**Provided data**:
########################################

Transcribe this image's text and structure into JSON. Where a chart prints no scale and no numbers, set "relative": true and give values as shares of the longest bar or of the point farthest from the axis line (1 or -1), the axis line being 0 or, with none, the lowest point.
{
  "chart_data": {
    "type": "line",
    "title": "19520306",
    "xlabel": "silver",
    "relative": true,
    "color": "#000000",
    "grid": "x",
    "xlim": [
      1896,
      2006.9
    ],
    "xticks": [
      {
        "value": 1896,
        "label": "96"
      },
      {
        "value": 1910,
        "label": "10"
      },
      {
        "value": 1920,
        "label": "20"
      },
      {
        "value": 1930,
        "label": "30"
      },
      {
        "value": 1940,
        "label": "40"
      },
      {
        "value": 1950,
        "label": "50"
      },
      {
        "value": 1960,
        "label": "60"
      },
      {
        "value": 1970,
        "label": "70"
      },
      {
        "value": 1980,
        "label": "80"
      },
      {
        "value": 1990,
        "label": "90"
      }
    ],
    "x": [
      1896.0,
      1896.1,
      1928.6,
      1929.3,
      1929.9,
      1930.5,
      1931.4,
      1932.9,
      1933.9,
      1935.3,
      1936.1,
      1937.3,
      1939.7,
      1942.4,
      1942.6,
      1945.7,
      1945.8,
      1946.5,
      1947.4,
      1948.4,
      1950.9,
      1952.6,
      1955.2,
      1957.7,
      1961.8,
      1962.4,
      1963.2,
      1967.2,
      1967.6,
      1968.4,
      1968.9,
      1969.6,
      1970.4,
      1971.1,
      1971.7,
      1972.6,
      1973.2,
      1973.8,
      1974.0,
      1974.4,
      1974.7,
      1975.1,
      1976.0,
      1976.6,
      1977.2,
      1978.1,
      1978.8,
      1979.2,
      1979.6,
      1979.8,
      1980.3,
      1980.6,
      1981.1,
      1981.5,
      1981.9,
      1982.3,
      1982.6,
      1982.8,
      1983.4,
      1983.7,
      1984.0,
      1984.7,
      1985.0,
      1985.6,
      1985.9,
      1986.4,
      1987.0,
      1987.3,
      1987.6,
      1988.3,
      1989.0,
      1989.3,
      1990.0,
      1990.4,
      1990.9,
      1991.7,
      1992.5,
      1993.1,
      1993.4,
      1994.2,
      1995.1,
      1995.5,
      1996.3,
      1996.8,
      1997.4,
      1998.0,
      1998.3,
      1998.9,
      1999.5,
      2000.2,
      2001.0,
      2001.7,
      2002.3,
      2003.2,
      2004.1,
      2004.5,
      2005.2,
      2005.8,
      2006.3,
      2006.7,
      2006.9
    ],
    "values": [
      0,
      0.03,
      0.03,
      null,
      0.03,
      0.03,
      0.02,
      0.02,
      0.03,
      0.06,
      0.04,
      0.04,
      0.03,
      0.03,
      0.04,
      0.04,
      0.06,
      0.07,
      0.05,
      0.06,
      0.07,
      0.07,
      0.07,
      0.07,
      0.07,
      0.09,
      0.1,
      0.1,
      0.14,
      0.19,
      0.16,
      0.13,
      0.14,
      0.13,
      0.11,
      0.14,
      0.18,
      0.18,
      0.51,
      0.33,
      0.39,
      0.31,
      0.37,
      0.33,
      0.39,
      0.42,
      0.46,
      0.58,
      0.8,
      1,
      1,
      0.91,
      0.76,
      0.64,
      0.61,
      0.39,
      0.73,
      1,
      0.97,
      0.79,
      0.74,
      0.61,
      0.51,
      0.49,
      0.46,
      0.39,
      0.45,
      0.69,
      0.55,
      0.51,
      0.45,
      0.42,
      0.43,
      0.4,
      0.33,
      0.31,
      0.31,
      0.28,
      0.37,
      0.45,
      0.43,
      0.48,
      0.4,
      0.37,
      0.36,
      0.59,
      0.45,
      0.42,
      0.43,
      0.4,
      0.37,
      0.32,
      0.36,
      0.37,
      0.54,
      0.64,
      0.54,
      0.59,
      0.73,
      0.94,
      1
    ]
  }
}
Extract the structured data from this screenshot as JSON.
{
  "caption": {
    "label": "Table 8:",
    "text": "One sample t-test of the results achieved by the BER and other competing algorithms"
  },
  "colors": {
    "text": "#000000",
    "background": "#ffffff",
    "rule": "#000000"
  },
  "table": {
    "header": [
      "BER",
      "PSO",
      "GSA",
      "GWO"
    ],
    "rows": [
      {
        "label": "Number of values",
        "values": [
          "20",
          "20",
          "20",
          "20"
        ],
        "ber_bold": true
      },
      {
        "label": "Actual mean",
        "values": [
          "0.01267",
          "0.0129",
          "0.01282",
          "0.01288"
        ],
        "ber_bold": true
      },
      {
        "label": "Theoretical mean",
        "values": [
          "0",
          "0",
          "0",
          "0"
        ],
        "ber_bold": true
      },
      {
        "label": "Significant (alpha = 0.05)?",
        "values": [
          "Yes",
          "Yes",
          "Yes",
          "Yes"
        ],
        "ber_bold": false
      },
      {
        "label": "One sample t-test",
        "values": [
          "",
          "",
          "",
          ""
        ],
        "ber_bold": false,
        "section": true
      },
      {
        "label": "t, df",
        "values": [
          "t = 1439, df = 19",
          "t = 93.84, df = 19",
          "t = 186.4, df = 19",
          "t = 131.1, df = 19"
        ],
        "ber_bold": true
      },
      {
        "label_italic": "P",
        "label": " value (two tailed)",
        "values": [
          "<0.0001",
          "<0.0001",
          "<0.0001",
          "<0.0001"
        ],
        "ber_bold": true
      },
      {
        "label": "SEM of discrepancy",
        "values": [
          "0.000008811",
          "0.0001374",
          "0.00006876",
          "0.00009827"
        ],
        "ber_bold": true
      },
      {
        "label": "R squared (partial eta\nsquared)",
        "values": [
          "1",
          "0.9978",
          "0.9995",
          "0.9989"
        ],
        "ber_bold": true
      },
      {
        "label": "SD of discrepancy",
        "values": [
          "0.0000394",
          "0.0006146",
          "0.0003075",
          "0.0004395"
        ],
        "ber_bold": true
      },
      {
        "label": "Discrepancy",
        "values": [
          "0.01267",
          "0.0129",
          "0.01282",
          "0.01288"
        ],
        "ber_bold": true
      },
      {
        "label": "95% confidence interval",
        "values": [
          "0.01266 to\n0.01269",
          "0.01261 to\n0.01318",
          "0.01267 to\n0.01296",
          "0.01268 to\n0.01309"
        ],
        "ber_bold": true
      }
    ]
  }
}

########################################

**Problem to work on**: Write out each line of the data above again, exactly as given.

**Worked answer**:
Transcribe this image's text and structure into JSON. Where a chart prints no scale and no numbers, set "relative": true and give values as shares of the longest bar or of the point farthest from the axis line (1 or -1), the axis line being 0 or, with none, the lowest point.
{
  "chart_data": {
    "type": "line",
    "title": "19520306",
    "xlabel": "silver",
    "relative": true,
    "color": "#000000",
    "grid": "x",
    "xlim": [
      1896,
      2006.9
    ],
    "xticks": [
      {
        "value": 1896,
        "label": "96"
      },
      {
        "value": 1910,
        "label": "10"
      },
      {
        "value": 1920,
        "label": "20"
      },
      {
        "value": 1930,
        "label": "30"
      },
      {
        "value": 1940,
        "label": "40"
      },
      {
        "value": 1950,
        "label": "50"
      },
      {
        "value": 1960,
        "label": "60"
      },
      {
        "value": 1970,
        "label": "70"
      },
      {
        "value": 1980,
        "label": "80"
      },
      {
        "value": 1990,
        "label": "90"
      }
    ],
    "x": [
      1896.0,
      1896.1,
      1928.6,
      1929.3,
      1929.9,
      1930.5,
      1931.4,
      1932.9,
      1933.9,
      1935.3,
      1936.1,
      1937.3,
      1939.7,
      1942.4,
      1942.6,
      1945.7,
      1945.8,
      1946.5,
      1947.4,
      1948.4,
      1950.9,
      1952.6,
      1955.2,
      1957.7,
      1961.8,
      1962.4,
      1963.2,
      1967.2,
      1967.6,
      1968.4,
      1968.9,
      1969.6,
      1970.4,
      1971.1,
      1971.7,
      1972.6,
      1973.2,
      1973.8,
      1974.0,
      1974.4,
      1974.7,
      1975.1,
      1976.0,
      1976.6,
      1977.2,
      1978.1,
      1978.8,
      1979.2,
      1979.6,
      1979.8,
      1980.3,
      1980.6,
      1981.1,
      1981.5,
      1981.9,
      1982.3,
      1982.6,
      1982.8,
      1983.4,
      1983.7,
      1984.0,
      1984.7,
      1985.0,
      1985.6,
      1985.9,
      1986.4,
      1987.0,
      1987.3,
      1987.6,
      1988.3,
      1989.0,
      1989.3,
      1990.0,
      1990.4,
      1990.9,
      1991.7,
      1992.5,
      1993.1,
      1993.4,
      1994.2,
      1995.1,
      1995.5,
      1996.3,
      1996.8,
      1997.4,
      1998.0,
      1998.3,
      1998.9,
      1999.5,
      2000.2,
      2001.0,
      2001.7,
      2002.3,
      2003.2,
      2004.1,
      2004.5,
      2005.2,
      2005.8,
      2006.3,
      2006.7,
      2006.9
    ],
    "values": [
      0,
      0.03,
      0.03,
      null,
      0.03,
      0.03,
      0.02,
      0.02,
      0.03,
      0.06,
      0.04,
      0.04,
      0.03,
      0.03,
      0.04,
      0.04,
      0.06,
      0.07,
      0.05,
      0.06,
      0.07,
      0.07,
      0.07,
      0.07,
      0.07,
      0.09,
      0.1,
      0.1,
      0.14,
      0.19,
      0.16,
      0.13,
      0.14,
      0.13,
      0.11,
      0.14,
      0.18,
      0.18,
      0.51,
      0.33,
      0.39,
      0.31,
      0.37,
      0.33,
      0.39,
      0.42,
      0.46,
      0.58,
      0.8,
      1,
      1,
      0.91,
      0.76,
      0.64,
      0.61,
      0.39,
      0.73,
      1,
      0.97,
      0.79,
      0.74,
      0.61,
      0.51,
      0.49,
      0.46,
      0.39,
      0.45,
      0.69,
      0.55,
      0.51,
      0.45,
      0.42,
      0.43,
      0.4,
      0.33,
      0.31,
      0.31,
      0.28,
      0.37,
      0.45,
      0.43,
      0.48,
      0.4,
      0.37,
      0.36,
      0.59,
      0.45,
      0.42,
      0.43,
      0.4,
      0.37,
      0.32,
      0.36,
      0.37,
      0.54,
      0.64,
      0.54,
      0.59,
      0.73,
      0.94,
      1
    ]
  }
}
Extract the structured data from this screenshot as JSON.
{
  "caption": {
    "label": "Table 8:",
    "text": "One sample t-test of the results achieved by the BER and other competing algorithms"
  },
  "colors": {
    "text": "#000000",
    "background": "#ffffff",
    "rule": "#000000"
  },
  "table": {
    "header": [
      "BER",
      "PSO",
      "GSA",
      "GWO"
    ],
    "rows": [
      {
        "label": "Number of values",
        "values": [
          "20",
          "20",
          "20",
          "20"
        ],
        "ber_bold": true
      },
      {
        "label": "Actual mean",
        "values": [
          "0.01267",
          "0.0129",
          "0.01282",
          "0.01288"
        ],
        "ber_bold": true
      },
      {
        "label": "Theoretical mean",
        "values": [
          "0",
          "0",
          "0",
          "0"
        ],
        "ber_bold": true
      },
      {
        "label": "Significant (alpha = 0.05)?",
        "values": [
          "Yes",
          "Yes",
          "Yes",
          "Yes"
        ],
        "ber_bold": false
      },
      {
        "label": "One sample t-test",
        "values": [
          "",
          "",
          "",
          ""
        ],
        "ber_bold": false,
        "section": true
      },
      {
        "label": "t, df",
        "values": [
          "t = 1439, df = 19",
          "t = 93.84, df = 19",
          "t = 186.4, df = 19",
          "t = 131.1, df = 19"
        ],
        "ber_bold": true
      },
      {
        "label_italic": "P",
        "label": " value (two tailed)",
        "values": [
          "<0.0001",
          "<0.0001",
          "<0.0001",
          "<0.0001"
        ],
        "ber_bold": true
      },
      {
        "label": "SEM of discrepancy",
        "values": [
          "0.000008811",
          "0.0001374",
          "0.00006876",
          "0.00009827"
        ],
        "ber_bold": true
      },
      {
        "label": "R squared (partial eta\nsquared)",
        "values": [
          "1",
          "0.9978",
          "0.9995",
          "0.9989"
        ],
        "ber_bold": true
      },
      {
        "label": "SD of discrepancy",
        "values": [
          "0.0000394",
          "0.0006146",
          "0.0003075",
          "0.0004395"
        ],
        "ber_bold": true
      },
      {
        "label": "Discrepancy",
        "values": [
          "0.01267",
          "0.0129",
          "0.01282",
          "0.01288"
        ],
        "ber_bold": true
      },
      {
        "label": "95% confidence interval",
        "values": [
          "0.01266 to\n0.01269",
          "0.01261 to\n0.01318",
          "0.01267 to\n0.01296",
          "0.01268 to\n0.01309"
        ],
        "ber_bold": true
      }
    ]
  }
}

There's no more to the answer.